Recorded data
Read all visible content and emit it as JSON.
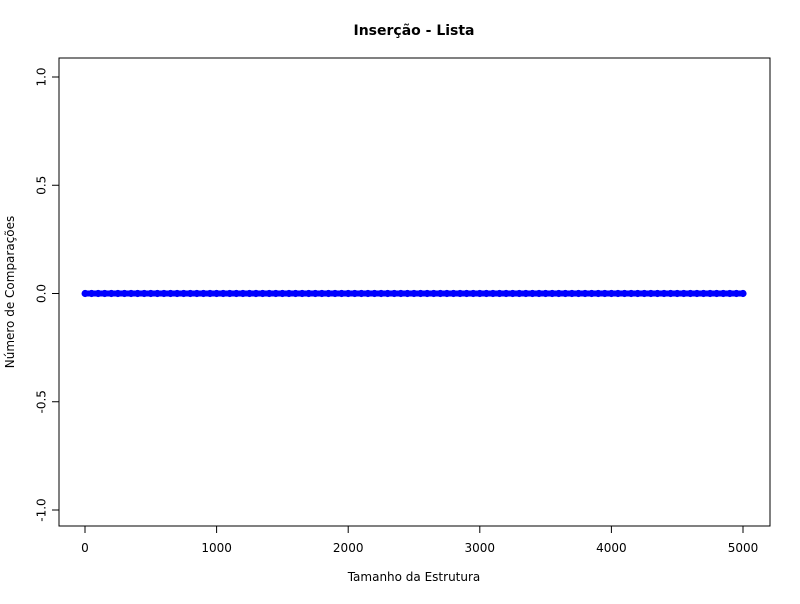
{
  "chart_data": {
    "type": "scatter",
    "title": "Inserção - Lista",
    "xlabel": "Tamanho da Estrutura",
    "ylabel": "Número de Comparações",
    "xlim": [
      0,
      5000
    ],
    "ylim": [
      -1.0,
      1.0
    ],
    "x_ticks": [
      0,
      1000,
      2000,
      3000,
      4000,
      5000
    ],
    "x_tick_labels": [
      "0",
      "1000",
      "2000",
      "3000",
      "4000",
      "5000"
    ],
    "y_ticks": [
      -1.0,
      -0.5,
      0.0,
      0.5,
      1.0
    ],
    "y_tick_labels": [
      "-1.0",
      "-0.5",
      "0.0",
      "0.5",
      "1.0"
    ],
    "grid": false,
    "series": [
      {
        "color": "#0000ff",
        "x": [
          1,
          50,
          100,
          150,
          200,
          250,
          300,
          350,
          400,
          450,
          500,
          550,
          600,
          650,
          700,
          750,
          800,
          850,
          900,
          950,
          1000,
          1050,
          1100,
          1150,
          1200,
          1250,
          1300,
          1350,
          1400,
          1450,
          1500,
          1550,
          1600,
          1650,
          1700,
          1750,
          1800,
          1850,
          1900,
          1950,
          2000,
          2050,
          2100,
          2150,
          2200,
          2250,
          2300,
          2350,
          2400,
          2450,
          2500,
          2550,
          2600,
          2650,
          2700,
          2750,
          2800,
          2850,
          2900,
          2950,
          3000,
          3050,
          3100,
          3150,
          3200,
          3250,
          3300,
          3350,
          3400,
          3450,
          3500,
          3550,
          3600,
          3650,
          3700,
          3750,
          3800,
          3850,
          3900,
          3950,
          4000,
          4050,
          4100,
          4150,
          4200,
          4250,
          4300,
          4350,
          4400,
          4450,
          4500,
          4550,
          4600,
          4650,
          4700,
          4750,
          4800,
          4850,
          4900,
          4950,
          5000
        ],
        "y": [
          0,
          0,
          0,
          0,
          0,
          0,
          0,
          0,
          0,
          0,
          0,
          0,
          0,
          0,
          0,
          0,
          0,
          0,
          0,
          0,
          0,
          0,
          0,
          0,
          0,
          0,
          0,
          0,
          0,
          0,
          0,
          0,
          0,
          0,
          0,
          0,
          0,
          0,
          0,
          0,
          0,
          0,
          0,
          0,
          0,
          0,
          0,
          0,
          0,
          0,
          0,
          0,
          0,
          0,
          0,
          0,
          0,
          0,
          0,
          0,
          0,
          0,
          0,
          0,
          0,
          0,
          0,
          0,
          0,
          0,
          0,
          0,
          0,
          0,
          0,
          0,
          0,
          0,
          0,
          0,
          0,
          0,
          0,
          0,
          0,
          0,
          0,
          0,
          0,
          0,
          0,
          0,
          0,
          0,
          0,
          0,
          0,
          0,
          0,
          0,
          0
        ]
      }
    ]
  }
}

DIRECTION: Repeat the listing above exactly, with no pictures.

SOLVED PROBLEM:
Read all visible content and emit it as JSON.
{
  "chart_data": {
    "type": "scatter",
    "title": "Inserção - Lista",
    "xlabel": "Tamanho da Estrutura",
    "ylabel": "Número de Comparações",
    "xlim": [
      0,
      5000
    ],
    "ylim": [
      -1.0,
      1.0
    ],
    "x_ticks": [
      0,
      1000,
      2000,
      3000,
      4000,
      5000
    ],
    "x_tick_labels": [
      "0",
      "1000",
      "2000",
      "3000",
      "4000",
      "5000"
    ],
    "y_ticks": [
      -1.0,
      -0.5,
      0.0,
      0.5,
      1.0
    ],
    "y_tick_labels": [
      "-1.0",
      "-0.5",
      "0.0",
      "0.5",
      "1.0"
    ],
    "grid": false,
    "series": [
      {
        "color": "#0000ff",
        "x": [
          1,
          50,
          100,
          150,
          200,
          250,
          300,
          350,
          400,
          450,
          500,
          550,
          600,
          650,
          700,
          750,
          800,
          850,
          900,
          950,
          1000,
          1050,
          1100,
          1150,
          1200,
          1250,
          1300,
          1350,
          1400,
          1450,
          1500,
          1550,
          1600,
          1650,
          1700,
          1750,
          1800,
          1850,
          1900,
          1950,
          2000,
          2050,
          2100,
          2150,
          2200,
          2250,
          2300,
          2350,
          2400,
          2450,
          2500,
          2550,
          2600,
          2650,
          2700,
          2750,
          2800,
          2850,
          2900,
          2950,
          3000,
          3050,
          3100,
          3150,
          3200,
          3250,
          3300,
          3350,
          3400,
          3450,
          3500,
          3550,
          3600,
          3650,
          3700,
          3750,
          3800,
          3850,
          3900,
          3950,
          4000,
          4050,
          4100,
          4150,
          4200,
          4250,
          4300,
          4350,
          4400,
          4450,
          4500,
          4550,
          4600,
          4650,
          4700,
          4750,
          4800,
          4850,
          4900,
          4950,
          5000
        ],
        "y": [
          0,
          0,
          0,
          0,
          0,
          0,
          0,
          0,
          0,
          0,
          0,
          0,
          0,
          0,
          0,
          0,
          0,
          0,
          0,
          0,
          0,
          0,
          0,
          0,
          0,
          0,
          0,
          0,
          0,
          0,
          0,
          0,
          0,
          0,
          0,
          0,
          0,
          0,
          0,
          0,
          0,
          0,
          0,
          0,
          0,
          0,
          0,
          0,
          0,
          0,
          0,
          0,
          0,
          0,
          0,
          0,
          0,
          0,
          0,
          0,
          0,
          0,
          0,
          0,
          0,
          0,
          0,
          0,
          0,
          0,
          0,
          0,
          0,
          0,
          0,
          0,
          0,
          0,
          0,
          0,
          0,
          0,
          0,
          0,
          0,
          0,
          0,
          0,
          0,
          0,
          0,
          0,
          0,
          0,
          0,
          0,
          0,
          0,
          0,
          0,
          0
        ]
      }
    ]
  }
}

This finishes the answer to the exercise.